§ Source material:
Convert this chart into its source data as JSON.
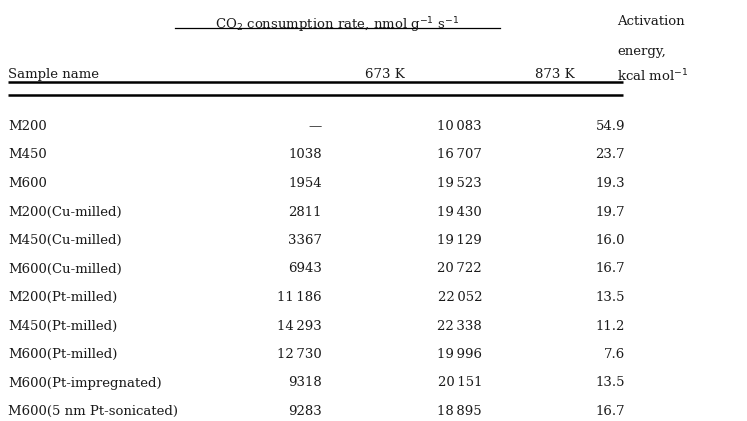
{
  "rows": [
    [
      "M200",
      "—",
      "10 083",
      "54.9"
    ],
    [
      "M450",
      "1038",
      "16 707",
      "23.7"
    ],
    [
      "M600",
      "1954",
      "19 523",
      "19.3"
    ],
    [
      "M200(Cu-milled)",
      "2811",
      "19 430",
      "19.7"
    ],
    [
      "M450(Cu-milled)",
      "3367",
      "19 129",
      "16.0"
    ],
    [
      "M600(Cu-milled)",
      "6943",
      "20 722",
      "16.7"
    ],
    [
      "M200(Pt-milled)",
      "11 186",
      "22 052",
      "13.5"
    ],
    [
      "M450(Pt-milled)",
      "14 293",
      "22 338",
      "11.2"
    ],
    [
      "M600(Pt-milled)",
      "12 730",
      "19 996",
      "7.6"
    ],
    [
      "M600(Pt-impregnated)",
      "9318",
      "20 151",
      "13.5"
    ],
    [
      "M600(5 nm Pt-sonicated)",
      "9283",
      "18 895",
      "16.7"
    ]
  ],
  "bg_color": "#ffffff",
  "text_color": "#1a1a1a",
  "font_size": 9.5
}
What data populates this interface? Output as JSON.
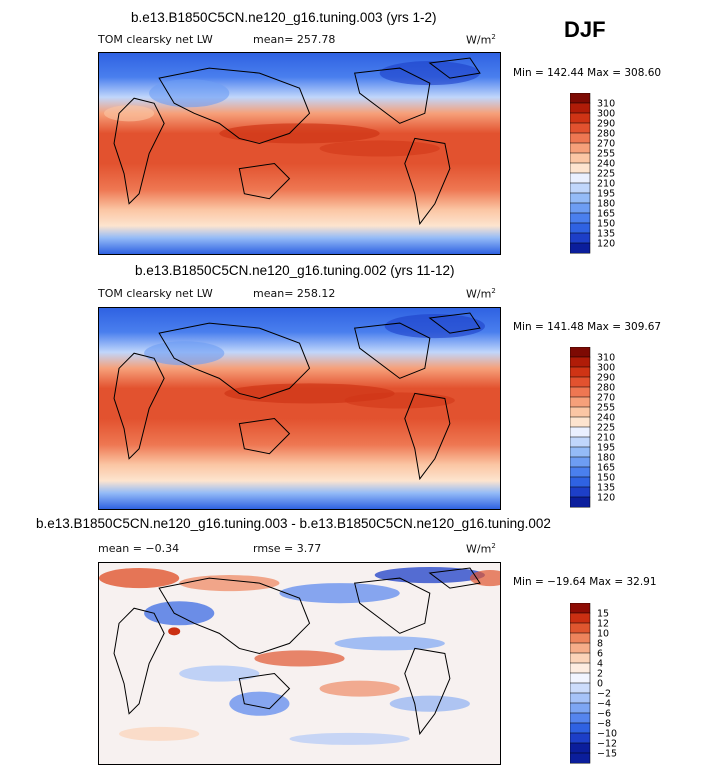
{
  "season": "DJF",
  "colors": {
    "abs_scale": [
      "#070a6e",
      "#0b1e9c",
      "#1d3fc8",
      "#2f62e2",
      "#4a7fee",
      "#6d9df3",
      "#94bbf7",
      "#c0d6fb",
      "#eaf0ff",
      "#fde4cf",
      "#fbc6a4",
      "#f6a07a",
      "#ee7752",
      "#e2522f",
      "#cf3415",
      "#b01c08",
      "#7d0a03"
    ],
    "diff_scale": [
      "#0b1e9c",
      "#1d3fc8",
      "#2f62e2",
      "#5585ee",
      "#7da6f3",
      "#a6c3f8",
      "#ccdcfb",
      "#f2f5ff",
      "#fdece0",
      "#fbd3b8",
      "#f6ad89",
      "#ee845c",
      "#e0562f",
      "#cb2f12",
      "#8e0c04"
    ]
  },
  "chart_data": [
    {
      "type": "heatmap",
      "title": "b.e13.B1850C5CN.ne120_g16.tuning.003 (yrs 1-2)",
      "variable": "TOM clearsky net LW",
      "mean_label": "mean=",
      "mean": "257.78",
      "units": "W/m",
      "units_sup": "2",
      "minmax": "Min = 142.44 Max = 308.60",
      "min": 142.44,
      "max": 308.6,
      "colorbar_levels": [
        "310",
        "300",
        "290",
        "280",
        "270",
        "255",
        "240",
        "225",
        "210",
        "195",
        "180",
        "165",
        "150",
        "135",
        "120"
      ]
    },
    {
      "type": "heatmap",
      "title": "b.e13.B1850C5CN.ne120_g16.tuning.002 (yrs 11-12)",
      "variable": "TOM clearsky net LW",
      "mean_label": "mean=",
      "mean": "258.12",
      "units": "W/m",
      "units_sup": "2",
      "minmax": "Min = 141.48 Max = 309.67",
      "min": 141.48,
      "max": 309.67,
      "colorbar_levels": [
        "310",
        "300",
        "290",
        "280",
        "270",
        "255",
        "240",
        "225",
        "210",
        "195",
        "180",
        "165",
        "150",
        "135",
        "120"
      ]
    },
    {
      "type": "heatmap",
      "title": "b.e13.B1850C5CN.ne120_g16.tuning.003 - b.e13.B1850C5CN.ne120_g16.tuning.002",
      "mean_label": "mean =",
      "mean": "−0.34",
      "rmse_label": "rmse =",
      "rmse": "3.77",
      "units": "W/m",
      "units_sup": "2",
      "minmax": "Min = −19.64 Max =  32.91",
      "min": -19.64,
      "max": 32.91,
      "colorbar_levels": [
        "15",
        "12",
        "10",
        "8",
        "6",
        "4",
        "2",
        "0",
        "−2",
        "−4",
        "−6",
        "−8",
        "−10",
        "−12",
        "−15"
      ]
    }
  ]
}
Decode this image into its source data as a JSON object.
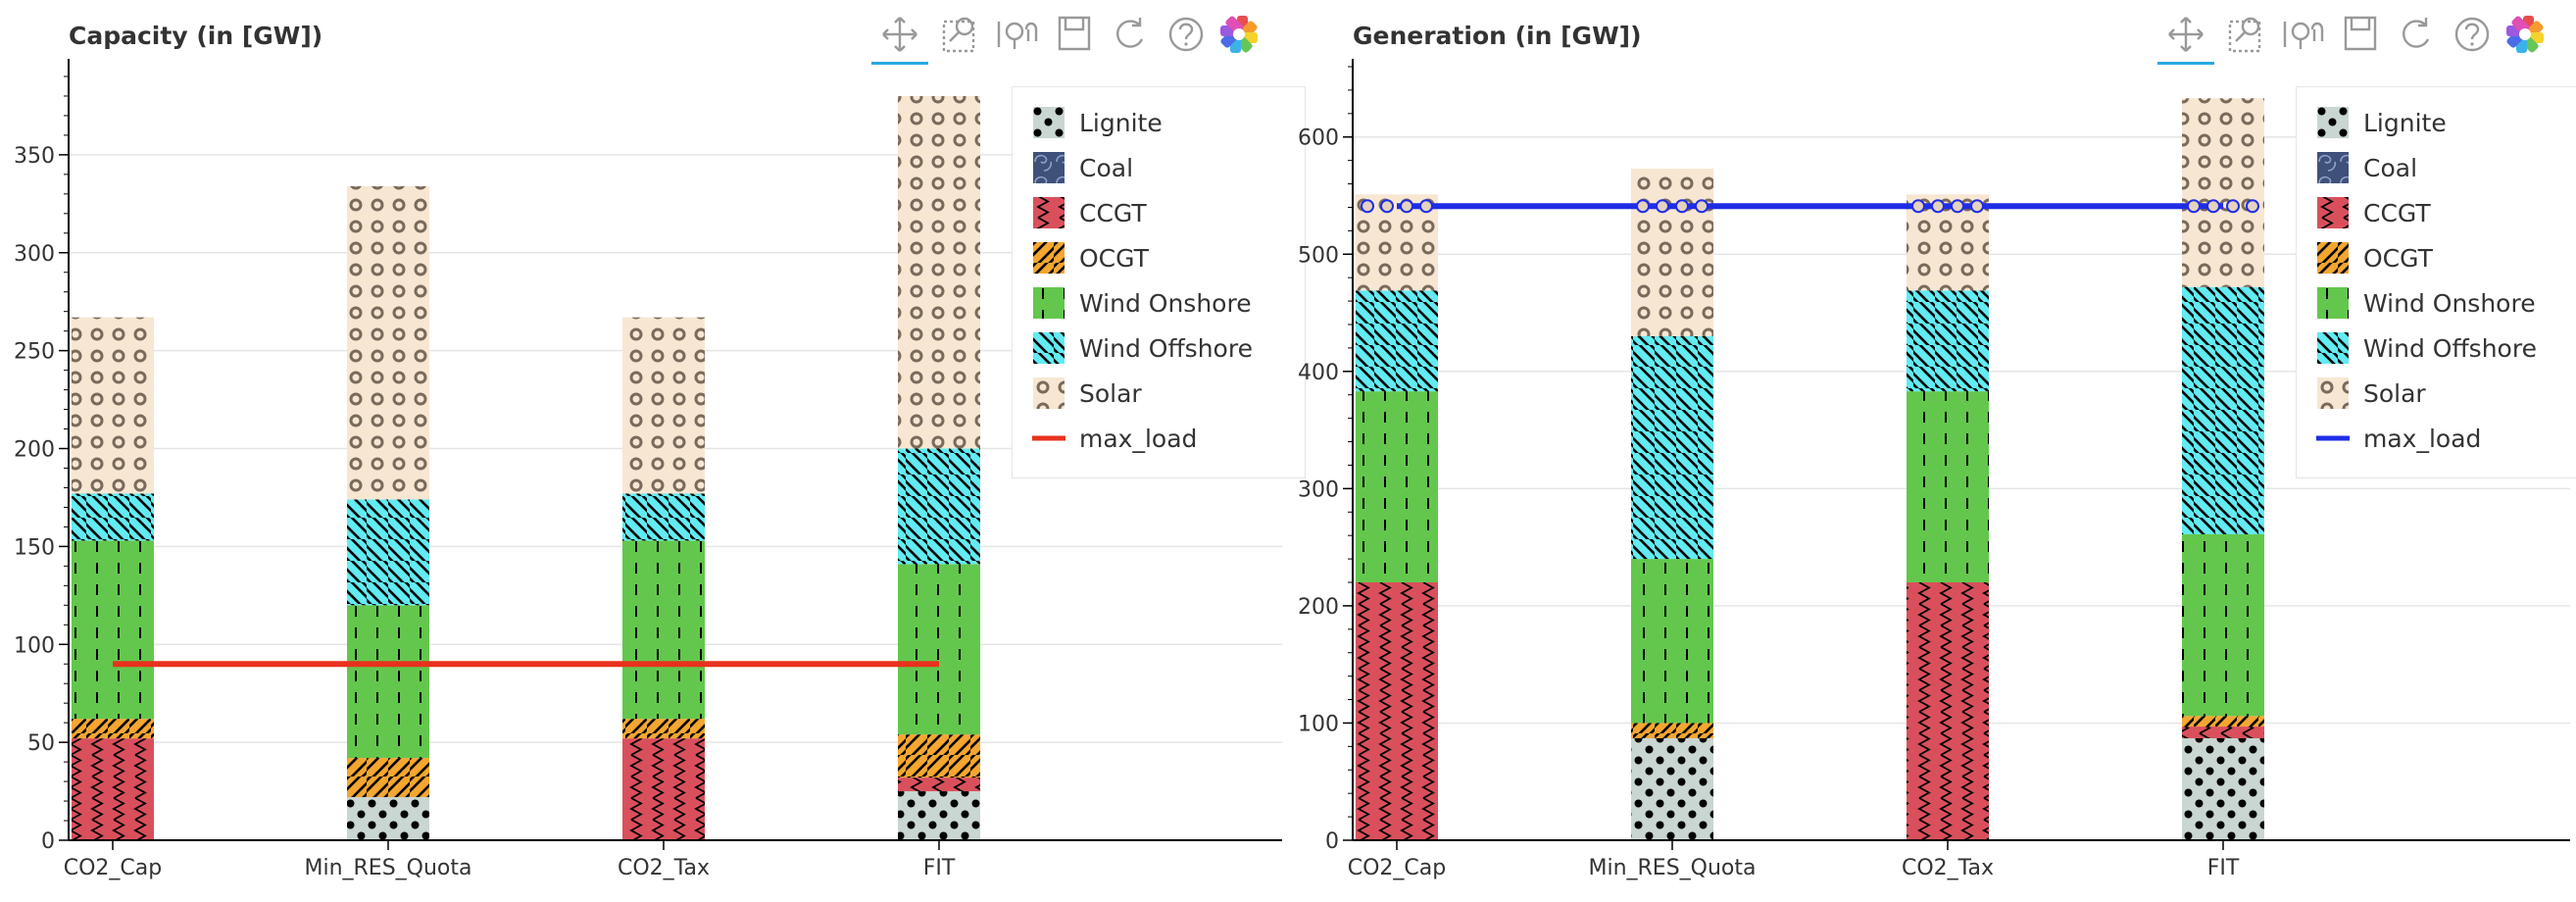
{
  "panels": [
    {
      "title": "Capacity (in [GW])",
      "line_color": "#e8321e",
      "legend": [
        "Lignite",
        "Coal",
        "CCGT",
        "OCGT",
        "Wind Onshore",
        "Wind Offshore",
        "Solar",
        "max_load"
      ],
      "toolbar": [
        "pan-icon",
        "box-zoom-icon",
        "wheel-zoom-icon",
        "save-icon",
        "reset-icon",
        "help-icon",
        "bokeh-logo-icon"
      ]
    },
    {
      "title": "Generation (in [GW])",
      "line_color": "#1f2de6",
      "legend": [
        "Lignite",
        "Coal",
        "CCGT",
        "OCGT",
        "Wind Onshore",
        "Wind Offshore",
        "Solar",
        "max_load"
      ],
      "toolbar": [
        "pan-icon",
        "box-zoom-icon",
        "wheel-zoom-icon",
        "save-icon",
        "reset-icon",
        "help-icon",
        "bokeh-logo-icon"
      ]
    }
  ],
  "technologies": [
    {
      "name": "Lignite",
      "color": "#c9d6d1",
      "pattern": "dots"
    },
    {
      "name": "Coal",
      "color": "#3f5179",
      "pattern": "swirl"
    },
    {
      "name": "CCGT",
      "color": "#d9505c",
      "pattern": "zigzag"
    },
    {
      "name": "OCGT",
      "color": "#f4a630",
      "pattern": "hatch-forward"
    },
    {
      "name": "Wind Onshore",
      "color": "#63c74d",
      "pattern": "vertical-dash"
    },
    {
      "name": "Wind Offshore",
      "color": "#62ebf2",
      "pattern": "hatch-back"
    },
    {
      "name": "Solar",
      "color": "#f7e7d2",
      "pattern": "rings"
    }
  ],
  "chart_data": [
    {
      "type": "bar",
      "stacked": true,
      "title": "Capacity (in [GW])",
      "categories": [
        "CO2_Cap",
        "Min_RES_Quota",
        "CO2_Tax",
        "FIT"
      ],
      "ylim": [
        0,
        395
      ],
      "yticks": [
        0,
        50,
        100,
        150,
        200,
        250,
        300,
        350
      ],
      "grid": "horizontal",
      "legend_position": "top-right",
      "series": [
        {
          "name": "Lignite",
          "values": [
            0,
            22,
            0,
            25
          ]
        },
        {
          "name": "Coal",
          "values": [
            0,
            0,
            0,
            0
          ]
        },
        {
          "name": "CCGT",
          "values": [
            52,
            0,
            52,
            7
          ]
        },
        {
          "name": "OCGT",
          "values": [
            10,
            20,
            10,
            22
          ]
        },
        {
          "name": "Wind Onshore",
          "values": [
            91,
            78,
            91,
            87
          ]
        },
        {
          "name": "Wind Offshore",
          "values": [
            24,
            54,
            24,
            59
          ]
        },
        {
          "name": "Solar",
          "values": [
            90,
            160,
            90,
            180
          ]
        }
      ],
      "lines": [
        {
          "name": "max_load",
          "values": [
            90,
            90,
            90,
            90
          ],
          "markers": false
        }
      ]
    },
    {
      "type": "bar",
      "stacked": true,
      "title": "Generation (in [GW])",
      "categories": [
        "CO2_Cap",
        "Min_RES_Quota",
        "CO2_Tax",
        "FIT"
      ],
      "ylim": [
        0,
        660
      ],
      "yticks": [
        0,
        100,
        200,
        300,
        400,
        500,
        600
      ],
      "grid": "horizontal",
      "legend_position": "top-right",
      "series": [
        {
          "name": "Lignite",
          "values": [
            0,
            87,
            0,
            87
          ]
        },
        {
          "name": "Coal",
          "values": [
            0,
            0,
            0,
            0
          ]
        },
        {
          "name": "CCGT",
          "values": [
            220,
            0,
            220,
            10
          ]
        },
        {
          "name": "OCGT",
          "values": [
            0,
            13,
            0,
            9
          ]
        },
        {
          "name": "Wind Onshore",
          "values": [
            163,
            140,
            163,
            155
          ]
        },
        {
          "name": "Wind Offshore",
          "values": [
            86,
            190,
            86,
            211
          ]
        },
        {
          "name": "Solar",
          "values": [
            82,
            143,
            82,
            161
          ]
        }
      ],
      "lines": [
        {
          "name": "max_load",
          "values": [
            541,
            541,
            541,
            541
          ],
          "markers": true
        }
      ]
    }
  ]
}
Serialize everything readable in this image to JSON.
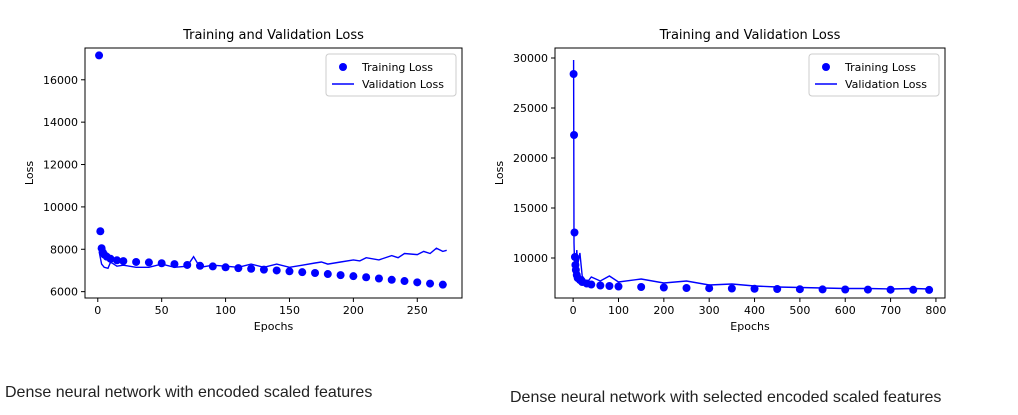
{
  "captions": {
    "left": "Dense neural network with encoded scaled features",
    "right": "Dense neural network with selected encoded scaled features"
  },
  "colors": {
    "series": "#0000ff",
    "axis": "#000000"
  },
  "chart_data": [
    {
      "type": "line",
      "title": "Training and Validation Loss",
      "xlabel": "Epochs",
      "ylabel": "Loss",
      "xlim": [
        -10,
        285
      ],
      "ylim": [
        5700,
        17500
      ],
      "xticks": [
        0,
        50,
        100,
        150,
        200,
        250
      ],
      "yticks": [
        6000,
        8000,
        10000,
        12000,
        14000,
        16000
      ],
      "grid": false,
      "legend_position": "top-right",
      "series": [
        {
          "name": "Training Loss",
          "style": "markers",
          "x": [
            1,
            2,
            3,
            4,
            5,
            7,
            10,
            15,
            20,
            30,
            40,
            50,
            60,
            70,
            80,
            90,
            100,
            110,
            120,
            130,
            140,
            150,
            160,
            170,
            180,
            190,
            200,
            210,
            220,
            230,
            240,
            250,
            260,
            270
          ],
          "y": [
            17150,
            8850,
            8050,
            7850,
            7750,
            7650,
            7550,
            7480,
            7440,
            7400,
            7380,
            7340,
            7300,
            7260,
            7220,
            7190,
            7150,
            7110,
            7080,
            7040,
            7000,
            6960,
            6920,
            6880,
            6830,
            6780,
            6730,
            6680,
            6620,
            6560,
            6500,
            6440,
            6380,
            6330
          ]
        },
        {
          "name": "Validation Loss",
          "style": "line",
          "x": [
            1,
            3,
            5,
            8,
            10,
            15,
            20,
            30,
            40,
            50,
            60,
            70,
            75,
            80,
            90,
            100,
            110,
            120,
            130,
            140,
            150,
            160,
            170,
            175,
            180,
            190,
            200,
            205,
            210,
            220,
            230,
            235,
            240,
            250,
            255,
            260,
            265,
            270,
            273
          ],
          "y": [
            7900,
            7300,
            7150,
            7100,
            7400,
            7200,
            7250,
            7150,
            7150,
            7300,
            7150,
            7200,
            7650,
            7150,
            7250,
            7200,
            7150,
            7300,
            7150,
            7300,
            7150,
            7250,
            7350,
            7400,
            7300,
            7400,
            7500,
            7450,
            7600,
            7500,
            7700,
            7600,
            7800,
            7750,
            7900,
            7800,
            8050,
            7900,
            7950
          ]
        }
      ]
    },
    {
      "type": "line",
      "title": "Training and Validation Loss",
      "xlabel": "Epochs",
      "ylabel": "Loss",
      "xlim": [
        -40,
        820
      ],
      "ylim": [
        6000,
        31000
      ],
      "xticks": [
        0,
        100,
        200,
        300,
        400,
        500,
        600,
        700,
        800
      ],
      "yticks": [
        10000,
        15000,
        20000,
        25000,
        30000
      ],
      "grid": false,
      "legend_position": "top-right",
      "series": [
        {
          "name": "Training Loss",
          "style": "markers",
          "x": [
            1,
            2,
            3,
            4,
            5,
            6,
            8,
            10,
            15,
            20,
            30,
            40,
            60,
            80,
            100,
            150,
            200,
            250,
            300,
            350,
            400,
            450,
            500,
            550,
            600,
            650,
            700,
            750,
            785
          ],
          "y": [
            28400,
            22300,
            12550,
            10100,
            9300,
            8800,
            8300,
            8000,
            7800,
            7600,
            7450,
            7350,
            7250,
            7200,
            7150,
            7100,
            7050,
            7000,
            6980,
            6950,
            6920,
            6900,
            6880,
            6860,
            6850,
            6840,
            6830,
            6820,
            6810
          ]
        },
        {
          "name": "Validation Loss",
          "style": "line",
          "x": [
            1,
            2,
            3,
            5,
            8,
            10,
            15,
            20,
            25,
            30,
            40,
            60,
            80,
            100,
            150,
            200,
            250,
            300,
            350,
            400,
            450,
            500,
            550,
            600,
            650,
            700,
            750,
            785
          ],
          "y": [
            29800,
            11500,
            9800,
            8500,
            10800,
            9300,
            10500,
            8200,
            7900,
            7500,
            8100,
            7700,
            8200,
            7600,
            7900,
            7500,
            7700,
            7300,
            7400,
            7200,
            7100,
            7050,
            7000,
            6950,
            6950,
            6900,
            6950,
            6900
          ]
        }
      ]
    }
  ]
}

§ Aim: Show each line of the listing that holds the string "JSON".

§ Response to this task:
Convert this chart into its source data as JSON.
What data populates this interface? Output as JSON.
Decode this image into its source data as a JSON object.
Serialize everything readable in this image to JSON.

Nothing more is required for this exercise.